Goal =
Copy all of the material below line for line, keeping every character unchanged.

Entries =
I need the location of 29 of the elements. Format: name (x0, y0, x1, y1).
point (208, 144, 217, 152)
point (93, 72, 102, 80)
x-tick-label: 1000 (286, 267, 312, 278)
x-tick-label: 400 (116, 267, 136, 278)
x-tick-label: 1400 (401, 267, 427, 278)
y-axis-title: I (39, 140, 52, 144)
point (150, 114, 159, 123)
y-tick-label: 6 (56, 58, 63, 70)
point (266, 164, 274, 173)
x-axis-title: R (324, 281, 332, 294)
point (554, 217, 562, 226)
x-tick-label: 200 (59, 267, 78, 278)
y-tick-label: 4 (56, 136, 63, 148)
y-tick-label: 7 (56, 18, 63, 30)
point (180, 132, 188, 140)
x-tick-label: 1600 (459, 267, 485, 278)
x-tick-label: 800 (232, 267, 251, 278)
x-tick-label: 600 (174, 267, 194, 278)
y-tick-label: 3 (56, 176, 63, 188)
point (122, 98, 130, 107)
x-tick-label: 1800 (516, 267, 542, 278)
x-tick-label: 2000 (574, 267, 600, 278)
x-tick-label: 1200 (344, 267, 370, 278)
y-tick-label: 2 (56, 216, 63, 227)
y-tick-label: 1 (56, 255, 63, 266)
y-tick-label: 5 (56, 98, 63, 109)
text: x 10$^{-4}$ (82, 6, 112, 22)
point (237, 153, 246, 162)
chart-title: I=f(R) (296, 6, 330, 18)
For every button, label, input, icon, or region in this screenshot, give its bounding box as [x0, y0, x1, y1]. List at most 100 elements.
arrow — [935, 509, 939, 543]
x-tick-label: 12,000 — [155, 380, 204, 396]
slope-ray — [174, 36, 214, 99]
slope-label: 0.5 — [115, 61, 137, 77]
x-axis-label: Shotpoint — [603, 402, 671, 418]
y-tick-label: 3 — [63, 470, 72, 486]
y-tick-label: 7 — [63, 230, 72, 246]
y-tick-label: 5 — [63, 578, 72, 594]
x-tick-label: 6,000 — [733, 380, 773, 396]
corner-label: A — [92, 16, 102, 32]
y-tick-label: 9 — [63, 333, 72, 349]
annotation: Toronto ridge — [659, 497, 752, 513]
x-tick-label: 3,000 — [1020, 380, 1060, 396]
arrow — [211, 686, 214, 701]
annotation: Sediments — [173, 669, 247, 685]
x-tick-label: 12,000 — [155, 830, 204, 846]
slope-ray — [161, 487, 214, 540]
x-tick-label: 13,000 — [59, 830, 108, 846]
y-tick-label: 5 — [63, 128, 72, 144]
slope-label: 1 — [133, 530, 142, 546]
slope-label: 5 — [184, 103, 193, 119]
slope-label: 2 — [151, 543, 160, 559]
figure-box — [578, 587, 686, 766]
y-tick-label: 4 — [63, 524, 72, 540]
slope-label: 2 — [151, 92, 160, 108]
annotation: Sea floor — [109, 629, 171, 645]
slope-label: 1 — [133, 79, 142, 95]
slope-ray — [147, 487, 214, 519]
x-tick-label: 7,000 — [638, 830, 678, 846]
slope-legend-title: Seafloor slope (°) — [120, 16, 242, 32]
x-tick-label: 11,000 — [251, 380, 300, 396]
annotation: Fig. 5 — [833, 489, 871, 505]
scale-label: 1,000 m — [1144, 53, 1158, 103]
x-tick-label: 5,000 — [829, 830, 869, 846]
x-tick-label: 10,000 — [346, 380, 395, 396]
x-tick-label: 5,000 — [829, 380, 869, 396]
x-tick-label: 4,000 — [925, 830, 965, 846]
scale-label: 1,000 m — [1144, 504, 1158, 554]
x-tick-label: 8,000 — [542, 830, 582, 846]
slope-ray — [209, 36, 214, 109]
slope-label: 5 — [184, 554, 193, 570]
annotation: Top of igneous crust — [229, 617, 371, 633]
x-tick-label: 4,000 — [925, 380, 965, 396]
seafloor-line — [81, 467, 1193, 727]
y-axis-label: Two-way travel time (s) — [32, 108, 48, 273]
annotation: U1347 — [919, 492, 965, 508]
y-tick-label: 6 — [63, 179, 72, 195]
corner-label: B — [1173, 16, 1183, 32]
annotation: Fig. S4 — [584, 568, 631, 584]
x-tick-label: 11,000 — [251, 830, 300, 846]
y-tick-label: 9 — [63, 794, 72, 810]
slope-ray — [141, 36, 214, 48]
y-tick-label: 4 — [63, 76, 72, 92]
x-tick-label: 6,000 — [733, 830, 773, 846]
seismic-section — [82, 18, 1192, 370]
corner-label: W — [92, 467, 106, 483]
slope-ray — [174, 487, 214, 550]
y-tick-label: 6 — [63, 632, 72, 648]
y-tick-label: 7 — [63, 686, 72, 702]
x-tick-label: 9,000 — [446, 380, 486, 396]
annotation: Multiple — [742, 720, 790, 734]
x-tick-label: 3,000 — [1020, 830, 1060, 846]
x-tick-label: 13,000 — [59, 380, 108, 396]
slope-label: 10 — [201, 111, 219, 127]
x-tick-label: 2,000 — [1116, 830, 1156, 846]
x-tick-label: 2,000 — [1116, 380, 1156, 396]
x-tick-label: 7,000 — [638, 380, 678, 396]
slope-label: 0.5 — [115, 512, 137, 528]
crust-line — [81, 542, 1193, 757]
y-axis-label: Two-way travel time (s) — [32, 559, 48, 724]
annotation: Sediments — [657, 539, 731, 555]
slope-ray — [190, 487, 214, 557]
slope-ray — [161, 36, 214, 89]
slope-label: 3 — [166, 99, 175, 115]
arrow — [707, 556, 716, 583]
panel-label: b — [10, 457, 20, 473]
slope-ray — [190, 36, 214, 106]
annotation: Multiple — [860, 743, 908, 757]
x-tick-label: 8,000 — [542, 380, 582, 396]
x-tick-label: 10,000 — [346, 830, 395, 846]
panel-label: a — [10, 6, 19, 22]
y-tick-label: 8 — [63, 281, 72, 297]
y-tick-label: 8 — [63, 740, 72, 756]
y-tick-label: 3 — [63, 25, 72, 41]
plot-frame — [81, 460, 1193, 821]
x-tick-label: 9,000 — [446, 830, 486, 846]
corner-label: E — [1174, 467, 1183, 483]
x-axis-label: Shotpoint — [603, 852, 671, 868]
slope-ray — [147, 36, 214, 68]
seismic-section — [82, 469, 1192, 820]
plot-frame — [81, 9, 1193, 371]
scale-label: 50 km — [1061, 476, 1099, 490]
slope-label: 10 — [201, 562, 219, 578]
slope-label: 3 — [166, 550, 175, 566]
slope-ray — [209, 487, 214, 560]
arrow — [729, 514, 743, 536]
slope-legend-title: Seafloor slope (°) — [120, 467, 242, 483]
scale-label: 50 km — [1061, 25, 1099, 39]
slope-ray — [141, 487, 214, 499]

Reply =
I need the location of 29 of the elements. Format: name (x0, y0, x1, y1).
point (208, 144, 217, 152)
point (93, 72, 102, 80)
x-tick-label: 1000 (286, 267, 312, 278)
x-tick-label: 400 (116, 267, 136, 278)
x-tick-label: 1400 (401, 267, 427, 278)
y-axis-title: I (39, 140, 52, 144)
point (150, 114, 159, 123)
y-tick-label: 6 (56, 58, 63, 70)
point (266, 164, 274, 173)
x-axis-title: R (324, 281, 332, 294)
point (554, 217, 562, 226)
x-tick-label: 200 (59, 267, 78, 278)
y-tick-label: 4 (56, 136, 63, 148)
y-tick-label: 7 (56, 18, 63, 30)
point (180, 132, 188, 140)
x-tick-label: 1600 (459, 267, 485, 278)
x-tick-label: 800 (232, 267, 251, 278)
x-tick-label: 600 (174, 267, 194, 278)
y-tick-label: 3 (56, 176, 63, 188)
point (122, 98, 130, 107)
x-tick-label: 1800 (516, 267, 542, 278)
x-tick-label: 2000 (574, 267, 600, 278)
x-tick-label: 1200 (344, 267, 370, 278)
y-tick-label: 2 (56, 216, 63, 227)
y-tick-label: 1 (56, 255, 63, 266)
y-tick-label: 5 (56, 98, 63, 109)
text: x 10$^{-4}$ (82, 6, 112, 22)
point (237, 153, 246, 162)
chart-title: I=f(R) (296, 6, 330, 18)
For every button, label, input, icon, or region in this screenshot, give its bounding box as [x0, y0, x1, y1]. List at most 100 elements.
arrow — [935, 509, 939, 543]
x-tick-label: 12,000 — [155, 380, 204, 396]
slope-ray — [174, 36, 214, 99]
slope-label: 0.5 — [115, 61, 137, 77]
x-axis-label: Shotpoint — [603, 402, 671, 418]
y-tick-label: 3 — [63, 470, 72, 486]
y-tick-label: 7 — [63, 230, 72, 246]
y-tick-label: 5 — [63, 578, 72, 594]
x-tick-label: 6,000 — [733, 380, 773, 396]
corner-label: A — [92, 16, 102, 32]
y-tick-label: 9 — [63, 333, 72, 349]
annotation: Toronto ridge — [659, 497, 752, 513]
x-tick-label: 3,000 — [1020, 380, 1060, 396]
arrow — [211, 686, 214, 701]
annotation: Sediments — [173, 669, 247, 685]
x-tick-label: 12,000 — [155, 830, 204, 846]
slope-ray — [161, 487, 214, 540]
x-tick-label: 13,000 — [59, 830, 108, 846]
y-tick-label: 5 — [63, 128, 72, 144]
slope-label: 1 — [133, 530, 142, 546]
slope-label: 5 — [184, 103, 193, 119]
slope-label: 2 — [151, 543, 160, 559]
figure-box — [578, 587, 686, 766]
y-tick-label: 4 — [63, 524, 72, 540]
slope-label: 2 — [151, 92, 160, 108]
annotation: Sea floor — [109, 629, 171, 645]
slope-label: 1 — [133, 79, 142, 95]
slope-ray — [147, 487, 214, 519]
x-tick-label: 7,000 — [638, 830, 678, 846]
slope-legend-title: Seafloor slope (°) — [120, 16, 242, 32]
x-tick-label: 11,000 — [251, 380, 300, 396]
annotation: Fig. 5 — [833, 489, 871, 505]
scale-label: 1,000 m — [1144, 53, 1158, 103]
x-tick-label: 5,000 — [829, 830, 869, 846]
x-tick-label: 10,000 — [346, 380, 395, 396]
x-tick-label: 5,000 — [829, 380, 869, 396]
x-tick-label: 4,000 — [925, 830, 965, 846]
scale-label: 1,000 m — [1144, 504, 1158, 554]
x-tick-label: 8,000 — [542, 830, 582, 846]
slope-ray — [209, 36, 214, 109]
slope-label: 5 — [184, 554, 193, 570]
annotation: Top of igneous crust — [229, 617, 371, 633]
x-tick-label: 4,000 — [925, 380, 965, 396]
seafloor-line — [81, 467, 1193, 727]
y-axis-label: Two-way travel time (s) — [32, 108, 48, 273]
annotation: U1347 — [919, 492, 965, 508]
y-tick-label: 6 — [63, 179, 72, 195]
corner-label: B — [1173, 16, 1183, 32]
annotation: Fig. S4 — [584, 568, 631, 584]
x-tick-label: 11,000 — [251, 830, 300, 846]
y-tick-label: 9 — [63, 794, 72, 810]
slope-ray — [141, 36, 214, 48]
y-tick-label: 4 — [63, 76, 72, 92]
x-tick-label: 6,000 — [733, 830, 773, 846]
seismic-section — [82, 18, 1192, 370]
corner-label: W — [92, 467, 106, 483]
slope-ray — [174, 487, 214, 550]
y-tick-label: 6 — [63, 632, 72, 648]
y-tick-label: 7 — [63, 686, 72, 702]
x-tick-label: 9,000 — [446, 380, 486, 396]
annotation: Multiple — [742, 720, 790, 734]
x-tick-label: 3,000 — [1020, 830, 1060, 846]
x-tick-label: 13,000 — [59, 380, 108, 396]
slope-label: 10 — [201, 111, 219, 127]
x-tick-label: 2,000 — [1116, 830, 1156, 846]
x-tick-label: 2,000 — [1116, 380, 1156, 396]
x-tick-label: 7,000 — [638, 380, 678, 396]
slope-label: 0.5 — [115, 512, 137, 528]
crust-line — [81, 542, 1193, 757]
y-axis-label: Two-way travel time (s) — [32, 559, 48, 724]
annotation: Sediments — [657, 539, 731, 555]
slope-ray — [190, 487, 214, 557]
slope-ray — [161, 36, 214, 89]
slope-label: 3 — [166, 99, 175, 115]
arrow — [707, 556, 716, 583]
panel-label: b — [10, 457, 20, 473]
slope-ray — [190, 36, 214, 106]
annotation: Multiple — [860, 743, 908, 757]
x-tick-label: 8,000 — [542, 380, 582, 396]
x-tick-label: 10,000 — [346, 830, 395, 846]
panel-label: a — [10, 6, 19, 22]
y-tick-label: 8 — [63, 281, 72, 297]
y-tick-label: 8 — [63, 740, 72, 756]
y-tick-label: 3 — [63, 25, 72, 41]
plot-frame — [81, 460, 1193, 821]
x-tick-label: 9,000 — [446, 830, 486, 846]
corner-label: E — [1174, 467, 1183, 483]
x-axis-label: Shotpoint — [603, 852, 671, 868]
slope-ray — [147, 36, 214, 68]
seismic-section — [82, 469, 1192, 820]
plot-frame — [81, 9, 1193, 371]
scale-label: 50 km — [1061, 476, 1099, 490]
slope-label: 10 — [201, 562, 219, 578]
slope-label: 3 — [166, 550, 175, 566]
slope-ray — [209, 487, 214, 560]
arrow — [729, 514, 743, 536]
slope-legend-title: Seafloor slope (°) — [120, 467, 242, 483]
scale-label: 50 km — [1061, 25, 1099, 39]
slope-ray — [141, 487, 214, 499]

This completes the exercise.